WHAT TO WORK ON –
Set down each line of the data below exactly as it stands, dropping the pictures.

***** INFORMATION GIVEN

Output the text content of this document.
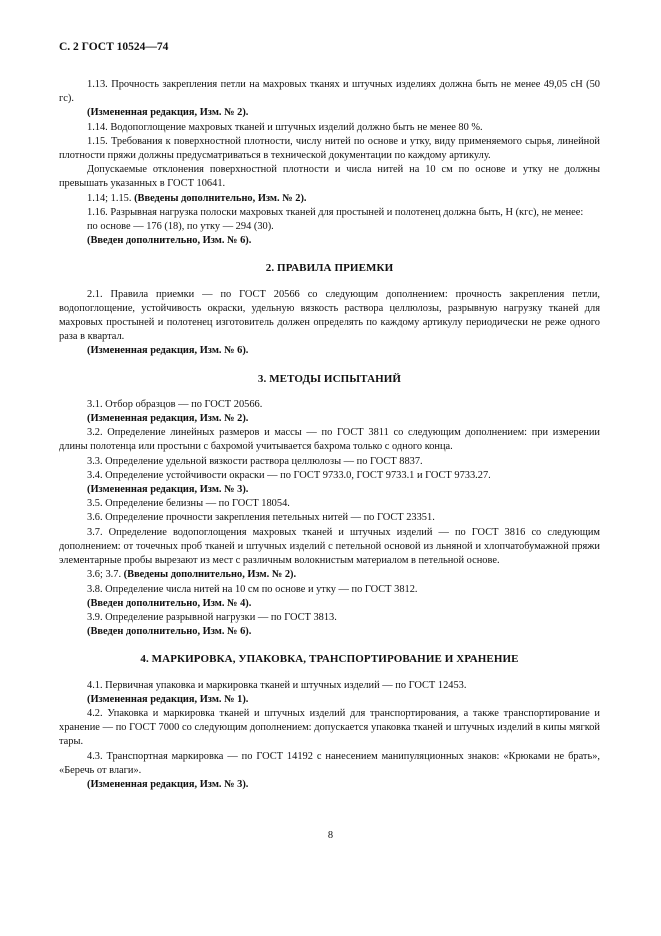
С. 2 ГОСТ 10524—74

1.13. Прочность закрепления петли на махровых тканях и штучных изделиях должна быть не менее 49,05 сН (50 гс).

(Измененная редакция, Изм. № 2).

1.14. Водопоглощение махровых тканей и штучных изделий должно быть не менее 80 %.

1.15. Требования к поверхностной плотности, числу нитей по основе и утку, виду применяемого сырья, линейной плотности пряжи должны предусматриваться в технической документации по каждому артикулу.

Допускаемые отклонения поверхностной плотности и числа нитей на 10 см по основе и утку не должны превышать указанных в ГОСТ 10641.

1.14; 1.15. (Введены дополнительно, Изм. № 2).

1.16. Разрывная нагрузка полоски махровых тканей для простыней и полотенец должна быть, Н (кгс), не менее:

по основе — 176 (18), по утку — 294 (30).

(Введен дополнительно, Изм. № 6).

2. ПРАВИЛА ПРИЕМКИ

2.1. Правила приемки — по ГОСТ 20566 со следующим дополнением: прочность закрепления петли, водопоглощение, устойчивость окраски, удельную вязкость раствора целлюлозы, разрывную нагрузку тканей для махровых простыней и полотенец изготовитель должен определять по каждому артикулу периодически не реже одного раза в квартал.

(Измененная редакция, Изм. № 6).

3. МЕТОДЫ ИСПЫТАНИЙ

3.1. Отбор образцов — по ГОСТ 20566.

(Измененная редакция, Изм. № 2).

3.2. Определение линейных размеров и массы — по ГОСТ 3811 со следующим дополнением: при измерении длины полотенца или простыни с бахромой учитывается бахрома только с одного конца.

3.3. Определение удельной вязкости раствора целлюлозы — по ГОСТ 8837.

3.4. Определение устойчивости окраски — по ГОСТ 9733.0, ГОСТ 9733.1 и ГОСТ 9733.27.

(Измененная редакция, Изм. № 3).

3.5. Определение белизны — по ГОСТ 18054.

3.6. Определение прочности закрепления петельных нитей — по ГОСТ 23351.

3.7. Определение водопоглощения махровых тканей и штучных изделий — по ГОСТ 3816 со следующим дополнением: от точечных проб тканей и штучных изделий с петельной основой из льняной и хлопчатобумажной пряжи элементарные пробы вырезают из мест с различным волокнистым материалом в петельной основе.

3.6; 3.7. (Введены дополнительно, Изм. № 2).

3.8. Определение числа нитей на 10 см по основе и утку — по ГОСТ 3812.

(Введен дополнительно, Изм. № 4).

3.9. Определение разрывной нагрузки — по ГОСТ 3813.

(Введен дополнительно, Изм. № 6).

4. МАРКИРОВКА, УПАКОВКА, ТРАНСПОРТИРОВАНИЕ И ХРАНЕНИЕ

4.1. Первичная упаковка и маркировка тканей и штучных изделий — по ГОСТ 12453.

(Измененная редакция, Изм. № 1).

4.2. Упаковка и маркировка тканей и штучных изделий для транспортирования, а также транспортирование и хранение — по ГОСТ 7000 со следующим дополнением: допускается упаковка тканей и штучных изделий в кипы мягкой тары.

4.3. Транспортная маркировка — по ГОСТ 14192 с нанесением манипуляционных знаков: «Крюками не брать», «Беречь от влаги».

(Измененная редакция, Изм. № 3).

8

**********

THE OUTPUT –
Output the text content of this document.
С. 2 ГОСТ 10524—74

1.13. Прочность закрепления петли на махровых тканях и штучных изделиях должна быть не менее 49,05 сН (50 гс).

(Измененная редакция, Изм. № 2).

1.14. Водопоглощение махровых тканей и штучных изделий должно быть не менее 80 %.

1.15. Требования к поверхностной плотности, числу нитей по основе и утку, виду применяемого сырья, линейной плотности пряжи должны предусматриваться в технической документации по каждому артикулу.

Допускаемые отклонения поверхностной плотности и числа нитей на 10 см по основе и утку не должны превышать указанных в ГОСТ 10641.

1.14; 1.15. (Введены дополнительно, Изм. № 2).

1.16. Разрывная нагрузка полоски махровых тканей для простыней и полотенец должна быть, Н (кгс), не менее:

по основе — 176 (18), по утку — 294 (30).

(Введен дополнительно, Изм. № 6).

2. ПРАВИЛА ПРИЕМКИ

2.1. Правила приемки — по ГОСТ 20566 со следующим дополнением: прочность закрепления петли, водопоглощение, устойчивость окраски, удельную вязкость раствора целлюлозы, разрывную нагрузку тканей для махровых простыней и полотенец изготовитель должен определять по каждому артикулу периодически не реже одного раза в квартал.

(Измененная редакция, Изм. № 6).

3. МЕТОДЫ ИСПЫТАНИЙ

3.1. Отбор образцов — по ГОСТ 20566.

(Измененная редакция, Изм. № 2).

3.2. Определение линейных размеров и массы — по ГОСТ 3811 со следующим дополнением: при измерении длины полотенца или простыни с бахромой учитывается бахрома только с одного конца.

3.3. Определение удельной вязкости раствора целлюлозы — по ГОСТ 8837.

3.4. Определение устойчивости окраски — по ГОСТ 9733.0, ГОСТ 9733.1 и ГОСТ 9733.27.

(Измененная редакция, Изм. № 3).

3.5. Определение белизны — по ГОСТ 18054.

3.6. Определение прочности закрепления петельных нитей — по ГОСТ 23351.

3.7. Определение водопоглощения махровых тканей и штучных изделий — по ГОСТ 3816 со следующим дополнением: от точечных проб тканей и штучных изделий с петельной основой из льняной и хлопчатобумажной пряжи элементарные пробы вырезают из мест с различным волокнистым материалом в петельной основе.

3.6; 3.7. (Введены дополнительно, Изм. № 2).

3.8. Определение числа нитей на 10 см по основе и утку — по ГОСТ 3812.

(Введен дополнительно, Изм. № 4).

3.9. Определение разрывной нагрузки — по ГОСТ 3813.

(Введен дополнительно, Изм. № 6).

4. МАРКИРОВКА, УПАКОВКА, ТРАНСПОРТИРОВАНИЕ И ХРАНЕНИЕ

4.1. Первичная упаковка и маркировка тканей и штучных изделий — по ГОСТ 12453.

(Измененная редакция, Изм. № 1).

4.2. Упаковка и маркировка тканей и штучных изделий для транспортирования, а также транспортирование и хранение — по ГОСТ 7000 со следующим дополнением: допускается упаковка тканей и штучных изделий в кипы мягкой тары.

4.3. Транспортная маркировка — по ГОСТ 14192 с нанесением манипуляционных знаков: «Крюками не брать», «Беречь от влаги».

(Измененная редакция, Изм. № 3).

8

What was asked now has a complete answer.